Written task - Search the listing for the string "left" and copy every line that contains it.

________

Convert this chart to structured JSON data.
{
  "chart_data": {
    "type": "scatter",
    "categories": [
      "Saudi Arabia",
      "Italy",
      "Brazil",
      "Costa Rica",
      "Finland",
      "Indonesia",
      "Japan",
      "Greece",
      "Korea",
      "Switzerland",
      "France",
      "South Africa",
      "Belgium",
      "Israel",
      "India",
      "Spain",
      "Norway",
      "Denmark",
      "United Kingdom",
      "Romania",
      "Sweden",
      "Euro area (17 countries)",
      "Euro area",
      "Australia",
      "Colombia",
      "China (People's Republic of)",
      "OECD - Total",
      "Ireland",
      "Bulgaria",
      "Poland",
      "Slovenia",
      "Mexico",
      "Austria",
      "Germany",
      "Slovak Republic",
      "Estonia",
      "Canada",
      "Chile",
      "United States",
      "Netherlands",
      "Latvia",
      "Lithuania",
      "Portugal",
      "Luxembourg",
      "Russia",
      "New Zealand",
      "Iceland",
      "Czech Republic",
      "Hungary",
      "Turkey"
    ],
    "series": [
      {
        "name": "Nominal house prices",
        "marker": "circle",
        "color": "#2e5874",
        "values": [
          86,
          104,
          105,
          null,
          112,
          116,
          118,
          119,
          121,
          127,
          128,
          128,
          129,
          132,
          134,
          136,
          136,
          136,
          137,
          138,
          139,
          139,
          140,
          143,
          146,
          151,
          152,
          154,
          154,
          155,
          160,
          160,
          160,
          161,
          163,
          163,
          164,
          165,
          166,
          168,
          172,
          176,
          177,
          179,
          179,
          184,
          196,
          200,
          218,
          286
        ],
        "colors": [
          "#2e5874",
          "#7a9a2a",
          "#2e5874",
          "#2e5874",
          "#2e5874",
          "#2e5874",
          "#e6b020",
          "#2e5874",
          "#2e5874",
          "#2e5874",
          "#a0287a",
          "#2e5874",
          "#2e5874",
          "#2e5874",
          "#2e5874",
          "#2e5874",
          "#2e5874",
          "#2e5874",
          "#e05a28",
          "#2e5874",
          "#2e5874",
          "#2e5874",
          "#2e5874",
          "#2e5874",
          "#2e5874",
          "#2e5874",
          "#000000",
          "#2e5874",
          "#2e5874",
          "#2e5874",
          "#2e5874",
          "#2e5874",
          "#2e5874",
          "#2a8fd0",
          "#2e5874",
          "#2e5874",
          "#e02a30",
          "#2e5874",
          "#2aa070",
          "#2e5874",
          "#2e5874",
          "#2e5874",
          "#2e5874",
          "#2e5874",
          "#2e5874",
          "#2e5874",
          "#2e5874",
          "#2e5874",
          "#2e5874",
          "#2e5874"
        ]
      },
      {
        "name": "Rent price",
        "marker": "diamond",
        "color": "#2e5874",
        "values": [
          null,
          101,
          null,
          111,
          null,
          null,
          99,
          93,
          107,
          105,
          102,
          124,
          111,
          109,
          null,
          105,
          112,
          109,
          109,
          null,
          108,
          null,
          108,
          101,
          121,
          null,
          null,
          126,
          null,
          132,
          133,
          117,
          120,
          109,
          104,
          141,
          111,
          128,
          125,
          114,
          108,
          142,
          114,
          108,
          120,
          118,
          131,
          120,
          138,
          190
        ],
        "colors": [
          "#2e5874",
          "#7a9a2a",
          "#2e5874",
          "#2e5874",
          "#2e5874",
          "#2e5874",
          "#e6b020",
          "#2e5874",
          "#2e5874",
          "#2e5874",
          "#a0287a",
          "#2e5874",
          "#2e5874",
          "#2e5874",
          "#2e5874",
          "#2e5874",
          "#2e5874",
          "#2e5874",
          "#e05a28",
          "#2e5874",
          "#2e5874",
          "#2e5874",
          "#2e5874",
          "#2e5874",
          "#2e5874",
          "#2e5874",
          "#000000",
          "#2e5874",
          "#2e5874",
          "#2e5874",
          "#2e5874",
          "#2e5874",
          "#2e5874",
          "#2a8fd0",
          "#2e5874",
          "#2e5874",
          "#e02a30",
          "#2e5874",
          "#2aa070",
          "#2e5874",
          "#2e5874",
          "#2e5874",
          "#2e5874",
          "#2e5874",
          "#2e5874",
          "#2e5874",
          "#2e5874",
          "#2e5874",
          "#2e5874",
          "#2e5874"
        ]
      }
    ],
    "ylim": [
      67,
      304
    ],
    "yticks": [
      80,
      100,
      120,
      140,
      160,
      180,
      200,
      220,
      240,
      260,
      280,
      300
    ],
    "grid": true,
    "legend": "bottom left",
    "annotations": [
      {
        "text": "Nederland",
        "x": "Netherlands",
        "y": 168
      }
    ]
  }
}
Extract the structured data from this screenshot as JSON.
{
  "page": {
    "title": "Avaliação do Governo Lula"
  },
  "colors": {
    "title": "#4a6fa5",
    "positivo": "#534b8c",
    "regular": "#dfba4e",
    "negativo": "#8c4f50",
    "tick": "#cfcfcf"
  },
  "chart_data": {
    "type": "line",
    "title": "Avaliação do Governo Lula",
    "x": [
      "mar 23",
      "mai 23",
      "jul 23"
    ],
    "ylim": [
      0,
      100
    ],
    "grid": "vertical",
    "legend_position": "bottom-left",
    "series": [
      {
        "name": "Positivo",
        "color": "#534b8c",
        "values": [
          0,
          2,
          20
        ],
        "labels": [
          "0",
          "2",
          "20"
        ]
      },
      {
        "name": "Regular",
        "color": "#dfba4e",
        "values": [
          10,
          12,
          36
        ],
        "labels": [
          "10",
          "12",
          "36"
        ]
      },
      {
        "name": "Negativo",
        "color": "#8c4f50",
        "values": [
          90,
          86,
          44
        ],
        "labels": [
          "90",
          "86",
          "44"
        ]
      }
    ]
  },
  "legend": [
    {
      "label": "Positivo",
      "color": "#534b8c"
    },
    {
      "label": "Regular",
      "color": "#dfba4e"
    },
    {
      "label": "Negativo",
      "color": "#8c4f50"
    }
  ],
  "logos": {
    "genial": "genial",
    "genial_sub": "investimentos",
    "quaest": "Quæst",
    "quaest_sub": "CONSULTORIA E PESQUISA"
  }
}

________

Expected answer -
    "legend": "bottom left",
    "legend_position": "bottom-left",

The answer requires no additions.